Data tied to figure images:
###
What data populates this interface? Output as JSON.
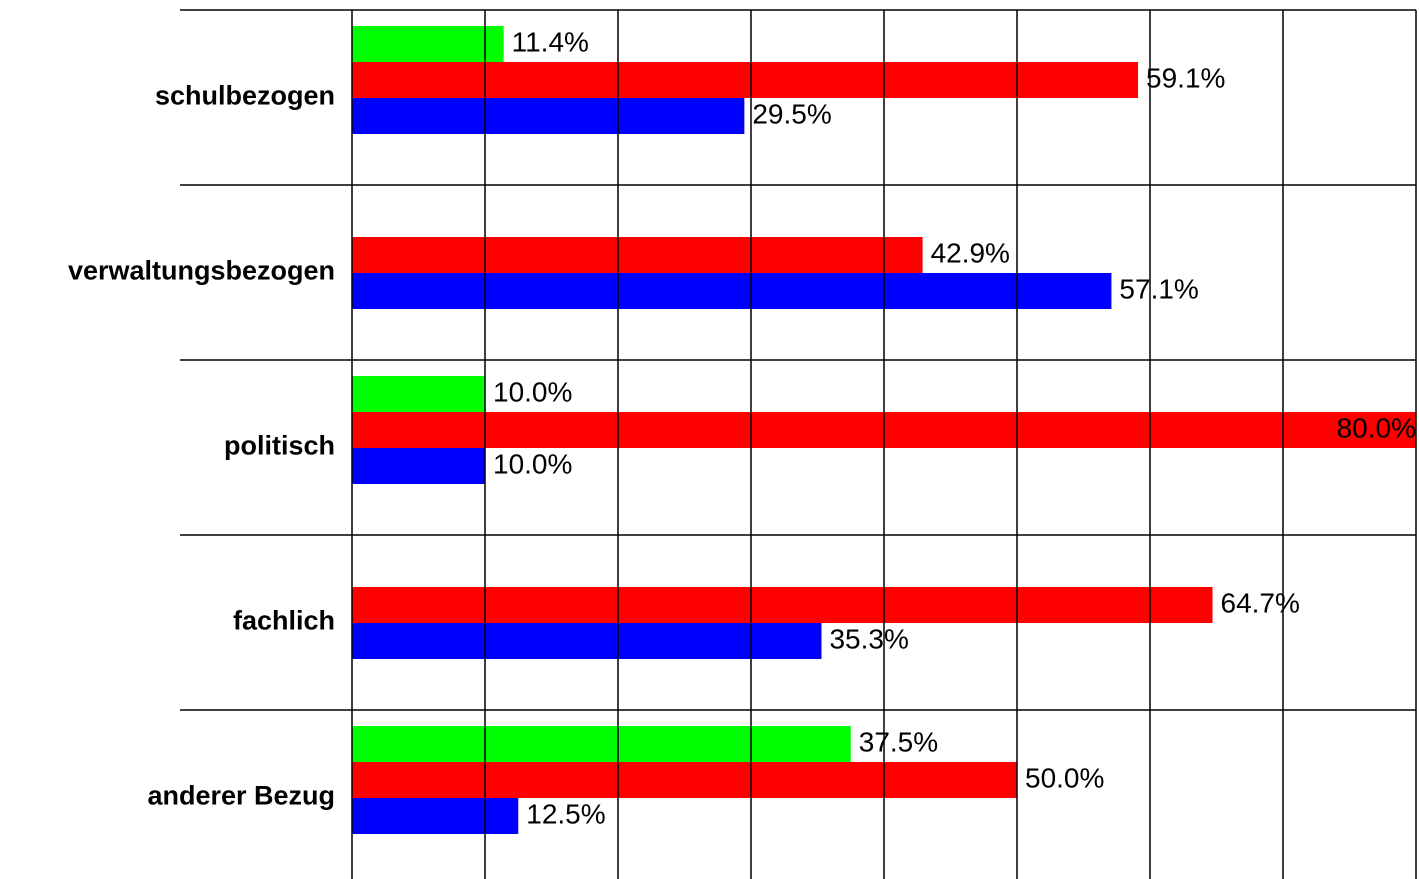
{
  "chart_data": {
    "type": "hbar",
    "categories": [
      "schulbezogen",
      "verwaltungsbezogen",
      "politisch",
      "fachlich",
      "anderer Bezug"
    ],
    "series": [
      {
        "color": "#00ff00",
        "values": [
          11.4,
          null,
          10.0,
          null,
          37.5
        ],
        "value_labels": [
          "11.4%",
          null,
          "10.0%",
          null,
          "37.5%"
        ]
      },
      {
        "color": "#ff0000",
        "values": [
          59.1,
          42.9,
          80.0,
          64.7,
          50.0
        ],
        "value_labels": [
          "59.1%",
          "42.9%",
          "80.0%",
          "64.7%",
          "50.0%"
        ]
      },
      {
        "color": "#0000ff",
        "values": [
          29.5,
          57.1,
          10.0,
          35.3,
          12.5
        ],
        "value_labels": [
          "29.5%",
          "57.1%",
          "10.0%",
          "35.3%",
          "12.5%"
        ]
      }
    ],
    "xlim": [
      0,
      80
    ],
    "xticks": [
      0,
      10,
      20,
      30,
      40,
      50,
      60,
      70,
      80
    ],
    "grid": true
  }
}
###
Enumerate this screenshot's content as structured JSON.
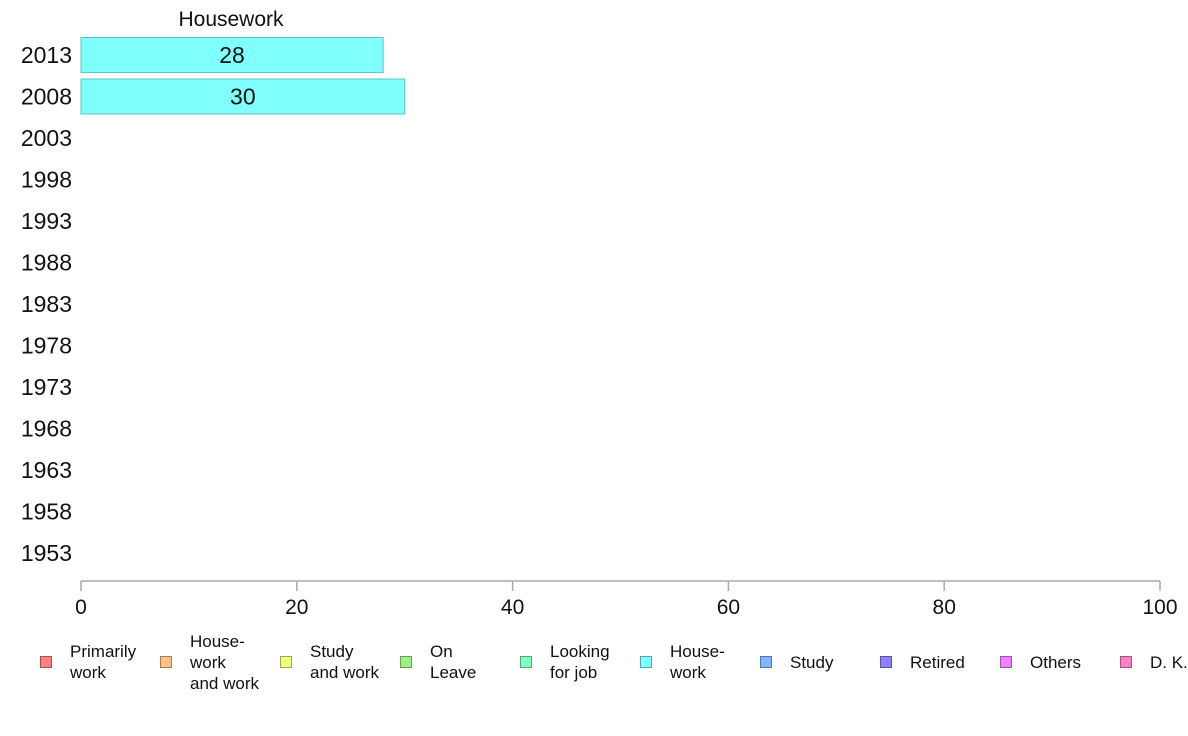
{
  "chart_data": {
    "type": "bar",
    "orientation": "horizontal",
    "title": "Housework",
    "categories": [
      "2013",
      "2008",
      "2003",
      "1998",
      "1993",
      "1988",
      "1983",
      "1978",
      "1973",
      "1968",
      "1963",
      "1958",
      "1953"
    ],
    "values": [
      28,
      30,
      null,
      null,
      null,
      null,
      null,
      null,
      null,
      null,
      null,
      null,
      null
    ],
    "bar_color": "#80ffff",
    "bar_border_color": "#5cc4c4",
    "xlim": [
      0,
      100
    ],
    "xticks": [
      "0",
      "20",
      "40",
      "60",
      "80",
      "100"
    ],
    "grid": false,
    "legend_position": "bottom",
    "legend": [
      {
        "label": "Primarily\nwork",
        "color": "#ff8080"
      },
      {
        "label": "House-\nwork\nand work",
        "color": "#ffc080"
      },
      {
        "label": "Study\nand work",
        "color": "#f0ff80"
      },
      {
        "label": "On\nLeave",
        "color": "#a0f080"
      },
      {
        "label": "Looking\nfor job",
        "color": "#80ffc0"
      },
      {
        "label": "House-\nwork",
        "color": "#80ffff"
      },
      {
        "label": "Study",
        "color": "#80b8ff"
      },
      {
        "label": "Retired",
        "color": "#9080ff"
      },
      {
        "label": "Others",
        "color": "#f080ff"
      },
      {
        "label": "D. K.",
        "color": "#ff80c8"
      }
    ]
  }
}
###
Pick out the lines containing the string "nand" and show them.

        "label": "House-\nwork\nand work",
        "label": "Study\nand work",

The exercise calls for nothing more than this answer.